:: YOUR GOAL ::
Quote the records beneath, complete and exact. Leave out images.

:: MATERIAL PROVIDED ::
------------------------
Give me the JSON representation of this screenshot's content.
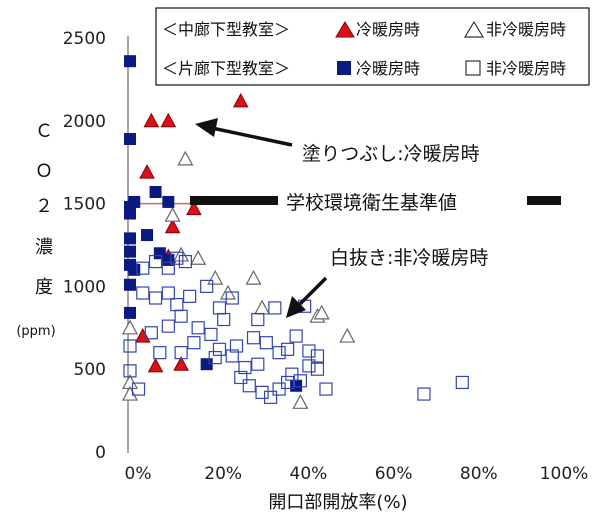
{
  "colors": {
    "red_fill": "#d9111a",
    "navy_fill": "#0a1a80",
    "hollow_stroke_blue": "#3345b0",
    "hollow_stroke_gray": "#666666",
    "axis": "#888888",
    "ref_line": "#e06060"
  },
  "chart_data": {
    "type": "scatter",
    "xlabel": "開口部開放率(%)",
    "ylabel_chars": [
      "Ｃ",
      "Ｏ",
      "２",
      "濃",
      "度"
    ],
    "ylabel_unit": "(ppm)",
    "xlim": [
      0,
      100
    ],
    "ylim": [
      0,
      2500
    ],
    "x_ticks": [
      0,
      20,
      40,
      60,
      80,
      100
    ],
    "x_tick_labels": [
      "0%",
      "20%",
      "40%",
      "60%",
      "80%",
      "100%"
    ],
    "y_ticks": [
      0,
      500,
      1000,
      1500,
      2000,
      2500
    ],
    "y_tick_labels": [
      "0",
      "500",
      "1000",
      "1500",
      "2000",
      "2500"
    ],
    "reference_line": {
      "y": 1500,
      "label": "学校環境衛生基準値"
    },
    "legend": {
      "row1": {
        "group": "＜中廊下型教室＞",
        "filled": "冷暖房時",
        "hollow": "非冷暖房時"
      },
      "row2": {
        "group": "＜片廊下型教室＞",
        "filled": "冷暖房時",
        "hollow": "非冷暖房時"
      }
    },
    "annotations": [
      {
        "text": "塗りつぶし:冷暖房時"
      },
      {
        "text": "白抜き:非冷暖房時"
      }
    ],
    "series": [
      {
        "name": "中廊下型教室 冷暖房時",
        "marker": "triangle-filled",
        "points": [
          [
            5,
            2000
          ],
          [
            9,
            2000
          ],
          [
            26,
            2120
          ],
          [
            4,
            1690
          ],
          [
            10,
            1360
          ],
          [
            15,
            1470
          ],
          [
            9,
            1180
          ],
          [
            3,
            700
          ],
          [
            6,
            520
          ],
          [
            12,
            530
          ]
        ]
      },
      {
        "name": "中廊下型教室 非冷暖房時",
        "marker": "triangle-hollow",
        "points": [
          [
            13,
            1770
          ],
          [
            10,
            1430
          ],
          [
            12,
            1190
          ],
          [
            16,
            1170
          ],
          [
            20,
            1050
          ],
          [
            29,
            1050
          ],
          [
            23,
            960
          ],
          [
            31,
            870
          ],
          [
            44,
            820
          ],
          [
            45,
            840
          ],
          [
            0,
            750
          ],
          [
            51,
            700
          ],
          [
            0,
            420
          ],
          [
            0,
            350
          ],
          [
            40,
            300
          ]
        ]
      },
      {
        "name": "片廊下型教室 冷暖房時",
        "marker": "square-filled",
        "points": [
          [
            0,
            2360
          ],
          [
            0,
            1890
          ],
          [
            0,
            1480
          ],
          [
            0,
            1440
          ],
          [
            1,
            1510
          ],
          [
            6,
            1570
          ],
          [
            9,
            1510
          ],
          [
            0,
            1290
          ],
          [
            4,
            1310
          ],
          [
            0,
            1210
          ],
          [
            0,
            1130
          ],
          [
            1,
            1100
          ],
          [
            7,
            1200
          ],
          [
            9,
            1160
          ],
          [
            0,
            1010
          ],
          [
            0,
            840
          ],
          [
            18,
            530
          ],
          [
            39,
            400
          ]
        ]
      },
      {
        "name": "片廊下型教室 非冷暖房時",
        "marker": "square-hollow",
        "points": [
          [
            0,
            640
          ],
          [
            0,
            490
          ],
          [
            3,
            1110
          ],
          [
            6,
            1150
          ],
          [
            9,
            1110
          ],
          [
            11,
            1170
          ],
          [
            13,
            1150
          ],
          [
            3,
            960
          ],
          [
            6,
            930
          ],
          [
            9,
            960
          ],
          [
            11,
            890
          ],
          [
            14,
            940
          ],
          [
            18,
            1000
          ],
          [
            21,
            870
          ],
          [
            24,
            930
          ],
          [
            22,
            800
          ],
          [
            19,
            710
          ],
          [
            16,
            750
          ],
          [
            12,
            820
          ],
          [
            9,
            760
          ],
          [
            5,
            720
          ],
          [
            15,
            660
          ],
          [
            21,
            620
          ],
          [
            24,
            580
          ],
          [
            27,
            510
          ],
          [
            30,
            530
          ],
          [
            26,
            450
          ],
          [
            28,
            400
          ],
          [
            31,
            360
          ],
          [
            33,
            330
          ],
          [
            35,
            380
          ],
          [
            37,
            420
          ],
          [
            38,
            470
          ],
          [
            40,
            430
          ],
          [
            42,
            520
          ],
          [
            44,
            580
          ],
          [
            46,
            380
          ],
          [
            29,
            690
          ],
          [
            32,
            660
          ],
          [
            35,
            600
          ],
          [
            37,
            620
          ],
          [
            39,
            700
          ],
          [
            42,
            610
          ],
          [
            44,
            500
          ],
          [
            20,
            570
          ],
          [
            25,
            640
          ],
          [
            30,
            800
          ],
          [
            34,
            870
          ],
          [
            69,
            350
          ],
          [
            78,
            420
          ],
          [
            2,
            380
          ],
          [
            7,
            600
          ],
          [
            12,
            600
          ],
          [
            41,
            880
          ]
        ]
      }
    ]
  }
}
------------------------
:: EXPECTED ANSWER ::
Give me the JSON representation of this screenshot's content.
{
  "colors": {
    "red_fill": "#d9111a",
    "navy_fill": "#0a1a80",
    "hollow_stroke_blue": "#3345b0",
    "hollow_stroke_gray": "#666666",
    "axis": "#888888",
    "ref_line": "#e06060"
  },
  "chart_data": {
    "type": "scatter",
    "xlabel": "開口部開放率(%)",
    "ylabel_chars": [
      "Ｃ",
      "Ｏ",
      "２",
      "濃",
      "度"
    ],
    "ylabel_unit": "(ppm)",
    "xlim": [
      0,
      100
    ],
    "ylim": [
      0,
      2500
    ],
    "x_ticks": [
      0,
      20,
      40,
      60,
      80,
      100
    ],
    "x_tick_labels": [
      "0%",
      "20%",
      "40%",
      "60%",
      "80%",
      "100%"
    ],
    "y_ticks": [
      0,
      500,
      1000,
      1500,
      2000,
      2500
    ],
    "y_tick_labels": [
      "0",
      "500",
      "1000",
      "1500",
      "2000",
      "2500"
    ],
    "reference_line": {
      "y": 1500,
      "label": "学校環境衛生基準値"
    },
    "legend": {
      "row1": {
        "group": "＜中廊下型教室＞",
        "filled": "冷暖房時",
        "hollow": "非冷暖房時"
      },
      "row2": {
        "group": "＜片廊下型教室＞",
        "filled": "冷暖房時",
        "hollow": "非冷暖房時"
      }
    },
    "annotations": [
      {
        "text": "塗りつぶし:冷暖房時"
      },
      {
        "text": "白抜き:非冷暖房時"
      }
    ],
    "series": [
      {
        "name": "中廊下型教室 冷暖房時",
        "marker": "triangle-filled",
        "points": [
          [
            5,
            2000
          ],
          [
            9,
            2000
          ],
          [
            26,
            2120
          ],
          [
            4,
            1690
          ],
          [
            10,
            1360
          ],
          [
            15,
            1470
          ],
          [
            9,
            1180
          ],
          [
            3,
            700
          ],
          [
            6,
            520
          ],
          [
            12,
            530
          ]
        ]
      },
      {
        "name": "中廊下型教室 非冷暖房時",
        "marker": "triangle-hollow",
        "points": [
          [
            13,
            1770
          ],
          [
            10,
            1430
          ],
          [
            12,
            1190
          ],
          [
            16,
            1170
          ],
          [
            20,
            1050
          ],
          [
            29,
            1050
          ],
          [
            23,
            960
          ],
          [
            31,
            870
          ],
          [
            44,
            820
          ],
          [
            45,
            840
          ],
          [
            0,
            750
          ],
          [
            51,
            700
          ],
          [
            0,
            420
          ],
          [
            0,
            350
          ],
          [
            40,
            300
          ]
        ]
      },
      {
        "name": "片廊下型教室 冷暖房時",
        "marker": "square-filled",
        "points": [
          [
            0,
            2360
          ],
          [
            0,
            1890
          ],
          [
            0,
            1480
          ],
          [
            0,
            1440
          ],
          [
            1,
            1510
          ],
          [
            6,
            1570
          ],
          [
            9,
            1510
          ],
          [
            0,
            1290
          ],
          [
            4,
            1310
          ],
          [
            0,
            1210
          ],
          [
            0,
            1130
          ],
          [
            1,
            1100
          ],
          [
            7,
            1200
          ],
          [
            9,
            1160
          ],
          [
            0,
            1010
          ],
          [
            0,
            840
          ],
          [
            18,
            530
          ],
          [
            39,
            400
          ]
        ]
      },
      {
        "name": "片廊下型教室 非冷暖房時",
        "marker": "square-hollow",
        "points": [
          [
            0,
            640
          ],
          [
            0,
            490
          ],
          [
            3,
            1110
          ],
          [
            6,
            1150
          ],
          [
            9,
            1110
          ],
          [
            11,
            1170
          ],
          [
            13,
            1150
          ],
          [
            3,
            960
          ],
          [
            6,
            930
          ],
          [
            9,
            960
          ],
          [
            11,
            890
          ],
          [
            14,
            940
          ],
          [
            18,
            1000
          ],
          [
            21,
            870
          ],
          [
            24,
            930
          ],
          [
            22,
            800
          ],
          [
            19,
            710
          ],
          [
            16,
            750
          ],
          [
            12,
            820
          ],
          [
            9,
            760
          ],
          [
            5,
            720
          ],
          [
            15,
            660
          ],
          [
            21,
            620
          ],
          [
            24,
            580
          ],
          [
            27,
            510
          ],
          [
            30,
            530
          ],
          [
            26,
            450
          ],
          [
            28,
            400
          ],
          [
            31,
            360
          ],
          [
            33,
            330
          ],
          [
            35,
            380
          ],
          [
            37,
            420
          ],
          [
            38,
            470
          ],
          [
            40,
            430
          ],
          [
            42,
            520
          ],
          [
            44,
            580
          ],
          [
            46,
            380
          ],
          [
            29,
            690
          ],
          [
            32,
            660
          ],
          [
            35,
            600
          ],
          [
            37,
            620
          ],
          [
            39,
            700
          ],
          [
            42,
            610
          ],
          [
            44,
            500
          ],
          [
            20,
            570
          ],
          [
            25,
            640
          ],
          [
            30,
            800
          ],
          [
            34,
            870
          ],
          [
            69,
            350
          ],
          [
            78,
            420
          ],
          [
            2,
            380
          ],
          [
            7,
            600
          ],
          [
            12,
            600
          ],
          [
            41,
            880
          ]
        ]
      }
    ]
  }
}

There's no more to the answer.